## START Entries supplied

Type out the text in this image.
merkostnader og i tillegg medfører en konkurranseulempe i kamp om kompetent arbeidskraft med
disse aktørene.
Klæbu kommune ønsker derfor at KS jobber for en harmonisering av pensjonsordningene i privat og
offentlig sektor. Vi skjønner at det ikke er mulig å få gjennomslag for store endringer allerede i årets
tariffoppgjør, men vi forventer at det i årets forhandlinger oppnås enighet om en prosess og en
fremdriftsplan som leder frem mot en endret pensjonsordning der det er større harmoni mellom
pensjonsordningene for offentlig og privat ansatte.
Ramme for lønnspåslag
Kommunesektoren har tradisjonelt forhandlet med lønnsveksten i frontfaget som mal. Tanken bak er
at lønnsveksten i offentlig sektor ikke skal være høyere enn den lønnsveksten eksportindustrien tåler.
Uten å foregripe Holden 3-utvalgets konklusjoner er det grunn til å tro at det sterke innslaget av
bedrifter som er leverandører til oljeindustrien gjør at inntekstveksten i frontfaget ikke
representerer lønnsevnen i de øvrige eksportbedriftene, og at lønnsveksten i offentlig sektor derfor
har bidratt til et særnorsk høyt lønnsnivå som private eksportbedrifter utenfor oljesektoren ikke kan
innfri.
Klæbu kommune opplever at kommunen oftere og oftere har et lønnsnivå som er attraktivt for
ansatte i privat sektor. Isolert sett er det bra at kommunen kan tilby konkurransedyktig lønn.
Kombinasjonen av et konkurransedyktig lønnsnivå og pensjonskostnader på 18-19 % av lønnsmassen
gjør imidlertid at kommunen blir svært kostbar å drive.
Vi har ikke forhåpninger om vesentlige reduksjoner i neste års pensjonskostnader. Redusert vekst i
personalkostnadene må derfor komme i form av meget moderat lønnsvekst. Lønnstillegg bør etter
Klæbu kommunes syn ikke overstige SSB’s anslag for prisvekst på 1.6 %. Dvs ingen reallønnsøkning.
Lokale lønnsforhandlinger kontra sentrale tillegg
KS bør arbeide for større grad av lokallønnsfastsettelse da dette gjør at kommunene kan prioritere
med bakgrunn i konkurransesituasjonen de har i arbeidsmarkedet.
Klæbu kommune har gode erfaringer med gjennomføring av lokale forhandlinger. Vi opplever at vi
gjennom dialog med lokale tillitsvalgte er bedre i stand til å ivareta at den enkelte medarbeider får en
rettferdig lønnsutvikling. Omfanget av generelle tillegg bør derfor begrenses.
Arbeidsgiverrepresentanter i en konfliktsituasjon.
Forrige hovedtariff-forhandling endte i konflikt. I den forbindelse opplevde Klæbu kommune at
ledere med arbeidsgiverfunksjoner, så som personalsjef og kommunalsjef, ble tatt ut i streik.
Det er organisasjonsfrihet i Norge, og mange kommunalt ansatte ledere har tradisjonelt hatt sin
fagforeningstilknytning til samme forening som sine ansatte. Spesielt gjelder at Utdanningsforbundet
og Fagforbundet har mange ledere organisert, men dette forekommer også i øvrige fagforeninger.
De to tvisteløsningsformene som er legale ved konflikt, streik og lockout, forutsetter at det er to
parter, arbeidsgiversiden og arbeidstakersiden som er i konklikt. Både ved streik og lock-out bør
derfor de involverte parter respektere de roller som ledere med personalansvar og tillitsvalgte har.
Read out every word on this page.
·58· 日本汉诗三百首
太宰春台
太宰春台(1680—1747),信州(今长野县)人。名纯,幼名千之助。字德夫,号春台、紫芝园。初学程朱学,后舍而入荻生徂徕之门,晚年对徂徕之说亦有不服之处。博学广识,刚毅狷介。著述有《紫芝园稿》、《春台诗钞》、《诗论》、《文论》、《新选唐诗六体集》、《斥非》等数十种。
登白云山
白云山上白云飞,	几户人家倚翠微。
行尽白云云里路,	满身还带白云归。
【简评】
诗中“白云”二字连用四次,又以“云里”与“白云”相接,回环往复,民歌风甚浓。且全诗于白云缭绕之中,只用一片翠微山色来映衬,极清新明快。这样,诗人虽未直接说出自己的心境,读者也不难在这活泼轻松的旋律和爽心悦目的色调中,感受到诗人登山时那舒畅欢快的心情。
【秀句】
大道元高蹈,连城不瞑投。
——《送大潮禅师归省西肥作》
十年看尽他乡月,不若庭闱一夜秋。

## END Entries supplied

*Given problem*
Return the entries above exactly, each one complete.

*Written answer*
Type out the text in this image.
merkostnader og i tillegg medfører en konkurranseulempe i kamp om kompetent arbeidskraft med
disse aktørene.
Klæbu kommune ønsker derfor at KS jobber for en harmonisering av pensjonsordningene i privat og
offentlig sektor. Vi skjønner at det ikke er mulig å få gjennomslag for store endringer allerede i årets
tariffoppgjør, men vi forventer at det i årets forhandlinger oppnås enighet om en prosess og en
fremdriftsplan som leder frem mot en endret pensjonsordning der det er større harmoni mellom
pensjonsordningene for offentlig og privat ansatte.
Ramme for lønnspåslag
Kommunesektoren har tradisjonelt forhandlet med lønnsveksten i frontfaget som mal. Tanken bak er
at lønnsveksten i offentlig sektor ikke skal være høyere enn den lønnsveksten eksportindustrien tåler.
Uten å foregripe Holden 3-utvalgets konklusjoner er det grunn til å tro at det sterke innslaget av
bedrifter som er leverandører til oljeindustrien gjør at inntekstveksten i frontfaget ikke
representerer lønnsevnen i de øvrige eksportbedriftene, og at lønnsveksten i offentlig sektor derfor
har bidratt til et særnorsk høyt lønnsnivå som private eksportbedrifter utenfor oljesektoren ikke kan
innfri.
Klæbu kommune opplever at kommunen oftere og oftere har et lønnsnivå som er attraktivt for
ansatte i privat sektor. Isolert sett er det bra at kommunen kan tilby konkurransedyktig lønn.
Kombinasjonen av et konkurransedyktig lønnsnivå og pensjonskostnader på 18-19 % av lønnsmassen
gjør imidlertid at kommunen blir svært kostbar å drive.
Vi har ikke forhåpninger om vesentlige reduksjoner i neste års pensjonskostnader. Redusert vekst i
personalkostnadene må derfor komme i form av meget moderat lønnsvekst. Lønnstillegg bør etter
Klæbu kommunes syn ikke overstige SSB’s anslag for prisvekst på 1.6 %. Dvs ingen reallønnsøkning.
Lokale lønnsforhandlinger kontra sentrale tillegg
KS bør arbeide for større grad av lokallønnsfastsettelse da dette gjør at kommunene kan prioritere
med bakgrunn i konkurransesituasjonen de har i arbeidsmarkedet.
Klæbu kommune har gode erfaringer med gjennomføring av lokale forhandlinger. Vi opplever at vi
gjennom dialog med lokale tillitsvalgte er bedre i stand til å ivareta at den enkelte medarbeider får en
rettferdig lønnsutvikling. Omfanget av generelle tillegg bør derfor begrenses.
Arbeidsgiverrepresentanter i en konfliktsituasjon.
Forrige hovedtariff-forhandling endte i konflikt. I den forbindelse opplevde Klæbu kommune at
ledere med arbeidsgiverfunksjoner, så som personalsjef og kommunalsjef, ble tatt ut i streik.
Det er organisasjonsfrihet i Norge, og mange kommunalt ansatte ledere har tradisjonelt hatt sin
fagforeningstilknytning til samme forening som sine ansatte. Spesielt gjelder at Utdanningsforbundet
og Fagforbundet har mange ledere organisert, men dette forekommer også i øvrige fagforeninger.
De to tvisteløsningsformene som er legale ved konflikt, streik og lockout, forutsetter at det er to
parter, arbeidsgiversiden og arbeidstakersiden som er i konklikt. Både ved streik og lock-out bør
derfor de involverte parter respektere de roller som ledere med personalansvar og tillitsvalgte har.
Read out every word on this page.
·58· 日本汉诗三百首
太宰春台
太宰春台(1680—1747),信州(今长野县)人。名纯,幼名千之助。字德夫,号春台、紫芝园。初学程朱学,后舍而入荻生徂徕之门,晚年对徂徕之说亦有不服之处。博学广识,刚毅狷介。著述有《紫芝园稿》、《春台诗钞》、《诗论》、《文论》、《新选唐诗六体集》、《斥非》等数十种。
登白云山
白云山上白云飞,	几户人家倚翠微。
行尽白云云里路,	满身还带白云归。
【简评】
诗中“白云”二字连用四次,又以“云里”与“白云”相接,回环往复,民歌风甚浓。且全诗于白云缭绕之中,只用一片翠微山色来映衬,极清新明快。这样,诗人虽未直接说出自己的心境,读者也不难在这活泼轻松的旋律和爽心悦目的色调中,感受到诗人登山时那舒畅欢快的心情。
【秀句】
大道元高蹈,连城不瞑投。
——《送大潮禅师归省西肥作》
十年看尽他乡月,不若庭闱一夜秋。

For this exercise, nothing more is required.